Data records
>> begin
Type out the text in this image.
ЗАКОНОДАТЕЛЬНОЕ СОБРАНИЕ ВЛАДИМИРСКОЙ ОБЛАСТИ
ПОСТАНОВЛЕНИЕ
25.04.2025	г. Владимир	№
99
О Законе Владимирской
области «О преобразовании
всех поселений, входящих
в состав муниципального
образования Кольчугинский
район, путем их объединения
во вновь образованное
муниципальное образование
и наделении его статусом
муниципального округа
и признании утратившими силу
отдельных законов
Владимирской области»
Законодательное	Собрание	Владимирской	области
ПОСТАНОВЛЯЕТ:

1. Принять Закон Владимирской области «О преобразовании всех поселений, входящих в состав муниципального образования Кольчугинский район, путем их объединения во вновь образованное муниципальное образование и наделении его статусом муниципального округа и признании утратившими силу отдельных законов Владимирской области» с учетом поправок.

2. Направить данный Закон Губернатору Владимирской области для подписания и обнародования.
>> end
_What to do_
Copy out every line of the listing that contains the string "образованное".

_Task result_
во вновь образованное
1. Принять Закон Владимирской области «О преобразовании всех поселений, входящих в состав муниципального образования Кольчугинский район, путем их объединения во вновь образованное муниципальное образование и наделении его статусом муниципального округа и признании утратившими силу отдельных законов Владимирской области» с учетом поправок.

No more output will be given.